━━ Texte ━━
Le mercredi est entièrement consacré au tourisme. Cette année les juges ont été emmenés vers la Chianti, ses châteaux, ses vins… Une première étape, néanmoins, a eu pour but la visite d’un champ d’iris. Ils ne sont plus nombreux, ceux qui cultivent encore l’iris pour le parfum. La famille Prunetti, qui a reçu les visiteurs, est une des dernières à pratiquer cette culture à laquelle elle ajoute celle du safran et la récolte du miel. Le champ à voir était situé au sommet d’une colline pentue qu’il a fallu grimper. Mais en haut, quel spectacle ! Cette étendue bleu-mauve, parsemée d’oliviers, est un ravissement pour les yeux. Un peu plus loin on s’est arrêté dans le château de Monna Lisa. Oui, la demeure de la Joconde. C’est aujourd’hui une exploitation vinicole moderne, mais les murs sont toujours ceux qui ont abrité la célèbre beauté et où la légende situe la naissance du peintre, Leonardo da Vinci. Après une agréable dégustation de chianti accompagnée de charcuteries toscanes et de fromages (que l’on mange arrosé de miel ou de confiture), le petit car est reparti pour une heure de route vers une auberge, perdue au fond des bois, où le repas a permis aux hôtes étrangers de goûter à tout un assortiment de plats typiques de la région. L’étape suivante fut le château sévère de Meleto où une nouvelle dégustation a permis de comparer les crus et d’apprécier la diversité des chiantis. Enfin, sur le chemin du retour, une escale de quelques instants à Greve, tout près de Florence, a été l’occasion de visiter une charcuterie traditionnelle et de faire le tour d’une petite ville fort pittoresque.

Les villas

La Société Italienne des Iris est quelque chose des très aristocratique. Le noyau florentin de cette association est animé par des dames de la bonne société qui font assaut de générosité et reçoivent à tour de rôle les juges et d’autres invités dans leurs demeures somptueuses (et le plus souvent historiques, où flotte encore l’âme d’un artiste ou d’un savant comme Galilée). Cela peut être seulement pour une visite façon musée suivie d’une collation, cela peut être aussi un véritable repas. C’est toujours merveilleux. Les villas grandioses, les couvents austères, toujours situés sur les hauteurs qui entourent la ville, s’ouvrent sur des jardins idylliques avec des vues de rêve sur la ville et les dômes ou campaniles de ses innombrables églises. Les hôtes, avec une simplicité propre aux personnes de qualité, vous accueillent comme des amis. Les agapes peuvent durer un peu, mais on est tellement à l’aise qu’on n’a pas hâte de retourner mesurer des iris.
━━━
Tâche courte 1
D'après le texte, pourquoi les invités n'ont-ils pas hâte de retourner mesurer des iris ? Répondez en une à trois phrases.
Le texte et les entrées n'ont aucun lien entre eux.
━━ Extraits de données ━━
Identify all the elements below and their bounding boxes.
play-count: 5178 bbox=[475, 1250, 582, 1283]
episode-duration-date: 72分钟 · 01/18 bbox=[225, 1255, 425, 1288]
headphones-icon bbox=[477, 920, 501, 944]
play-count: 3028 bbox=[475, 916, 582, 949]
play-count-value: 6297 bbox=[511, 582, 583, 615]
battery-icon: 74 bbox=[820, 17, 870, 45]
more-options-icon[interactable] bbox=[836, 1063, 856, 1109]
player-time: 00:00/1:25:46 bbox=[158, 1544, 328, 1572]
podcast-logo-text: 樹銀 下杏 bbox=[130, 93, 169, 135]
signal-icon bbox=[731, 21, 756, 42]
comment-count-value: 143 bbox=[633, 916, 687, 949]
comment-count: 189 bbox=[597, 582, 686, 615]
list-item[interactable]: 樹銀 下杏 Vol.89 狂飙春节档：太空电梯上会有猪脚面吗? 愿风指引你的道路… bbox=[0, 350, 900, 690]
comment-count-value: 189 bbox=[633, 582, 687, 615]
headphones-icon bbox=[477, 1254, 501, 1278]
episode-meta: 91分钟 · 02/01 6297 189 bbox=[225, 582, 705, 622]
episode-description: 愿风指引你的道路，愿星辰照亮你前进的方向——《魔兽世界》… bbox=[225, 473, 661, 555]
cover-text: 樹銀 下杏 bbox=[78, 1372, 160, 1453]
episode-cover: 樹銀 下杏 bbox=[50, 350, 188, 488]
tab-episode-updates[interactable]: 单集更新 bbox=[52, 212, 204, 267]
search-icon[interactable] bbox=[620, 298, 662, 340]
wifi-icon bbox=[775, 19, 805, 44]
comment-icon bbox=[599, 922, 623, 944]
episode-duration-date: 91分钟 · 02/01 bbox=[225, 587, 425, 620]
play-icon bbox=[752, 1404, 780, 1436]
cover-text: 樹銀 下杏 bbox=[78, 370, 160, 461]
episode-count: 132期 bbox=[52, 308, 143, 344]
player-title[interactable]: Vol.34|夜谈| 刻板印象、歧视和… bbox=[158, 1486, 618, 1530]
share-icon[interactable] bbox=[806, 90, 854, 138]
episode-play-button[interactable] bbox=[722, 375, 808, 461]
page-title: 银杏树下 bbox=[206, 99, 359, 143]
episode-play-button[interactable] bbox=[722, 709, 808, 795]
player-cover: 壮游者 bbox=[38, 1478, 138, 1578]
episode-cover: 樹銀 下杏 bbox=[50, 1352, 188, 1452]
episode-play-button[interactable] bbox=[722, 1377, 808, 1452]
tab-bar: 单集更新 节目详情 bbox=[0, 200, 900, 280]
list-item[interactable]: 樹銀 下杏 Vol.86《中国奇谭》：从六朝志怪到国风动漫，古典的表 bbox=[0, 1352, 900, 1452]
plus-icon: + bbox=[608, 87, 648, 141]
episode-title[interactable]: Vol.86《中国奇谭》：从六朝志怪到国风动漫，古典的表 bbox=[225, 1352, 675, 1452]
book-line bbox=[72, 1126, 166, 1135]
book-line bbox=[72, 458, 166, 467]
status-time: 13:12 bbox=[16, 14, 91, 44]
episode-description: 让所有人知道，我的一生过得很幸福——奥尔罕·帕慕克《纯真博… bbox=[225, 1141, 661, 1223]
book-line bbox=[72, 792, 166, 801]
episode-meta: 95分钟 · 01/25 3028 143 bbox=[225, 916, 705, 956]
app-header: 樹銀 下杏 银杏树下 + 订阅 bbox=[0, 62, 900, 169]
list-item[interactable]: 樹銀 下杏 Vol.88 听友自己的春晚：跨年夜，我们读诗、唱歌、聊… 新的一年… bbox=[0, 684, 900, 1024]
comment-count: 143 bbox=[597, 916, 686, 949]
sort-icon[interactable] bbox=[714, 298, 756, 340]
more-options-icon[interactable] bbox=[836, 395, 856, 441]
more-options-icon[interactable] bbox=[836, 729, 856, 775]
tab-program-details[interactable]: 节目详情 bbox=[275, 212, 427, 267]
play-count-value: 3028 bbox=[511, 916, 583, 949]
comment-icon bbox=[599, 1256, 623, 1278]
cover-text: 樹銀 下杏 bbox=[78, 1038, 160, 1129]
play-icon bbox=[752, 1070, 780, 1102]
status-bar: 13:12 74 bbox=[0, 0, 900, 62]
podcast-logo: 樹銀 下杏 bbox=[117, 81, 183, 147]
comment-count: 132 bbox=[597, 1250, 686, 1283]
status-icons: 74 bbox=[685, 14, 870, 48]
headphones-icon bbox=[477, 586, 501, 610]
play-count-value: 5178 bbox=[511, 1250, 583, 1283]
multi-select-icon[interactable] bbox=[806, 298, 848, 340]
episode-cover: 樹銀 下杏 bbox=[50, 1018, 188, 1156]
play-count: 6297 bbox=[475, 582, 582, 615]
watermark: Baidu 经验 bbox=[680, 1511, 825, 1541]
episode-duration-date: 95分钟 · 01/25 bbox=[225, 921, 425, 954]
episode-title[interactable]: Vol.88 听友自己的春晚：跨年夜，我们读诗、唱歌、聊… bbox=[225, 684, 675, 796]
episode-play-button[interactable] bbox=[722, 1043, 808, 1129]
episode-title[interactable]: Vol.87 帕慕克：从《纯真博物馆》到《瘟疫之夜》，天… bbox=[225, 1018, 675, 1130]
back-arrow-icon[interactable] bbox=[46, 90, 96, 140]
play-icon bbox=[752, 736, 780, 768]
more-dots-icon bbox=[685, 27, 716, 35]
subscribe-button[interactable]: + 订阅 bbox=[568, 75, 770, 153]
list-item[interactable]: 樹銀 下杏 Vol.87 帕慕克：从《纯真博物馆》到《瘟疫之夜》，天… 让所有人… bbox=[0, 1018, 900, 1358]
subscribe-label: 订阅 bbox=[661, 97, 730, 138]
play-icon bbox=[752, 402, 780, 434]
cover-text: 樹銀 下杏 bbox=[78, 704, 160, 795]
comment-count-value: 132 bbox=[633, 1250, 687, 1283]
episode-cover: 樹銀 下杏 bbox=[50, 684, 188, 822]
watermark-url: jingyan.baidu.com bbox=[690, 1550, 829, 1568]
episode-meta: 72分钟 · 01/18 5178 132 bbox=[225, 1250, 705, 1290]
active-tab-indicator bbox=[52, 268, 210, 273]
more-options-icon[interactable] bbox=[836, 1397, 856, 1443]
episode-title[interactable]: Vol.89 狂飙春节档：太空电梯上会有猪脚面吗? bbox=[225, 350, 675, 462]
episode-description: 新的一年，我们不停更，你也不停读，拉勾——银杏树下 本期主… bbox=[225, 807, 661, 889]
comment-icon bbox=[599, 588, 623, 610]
━━━
Tâche courte 2
Extrayez, s'il vous plaît, toutes les lignes des entrées qui contiennent le mot « time », en tenant compte de la casse.

Réponse attendue 1
On est tellement à l'aise chez les hôtes qu'on n'est pas pressé de repartir, même si les agapes durent un peu.

Réponse attendue 2
player-time: 00:00/1:25:46 bbox=[158, 1544, 328, 1572]
status-time: 13:12 bbox=[16, 14, 91, 44]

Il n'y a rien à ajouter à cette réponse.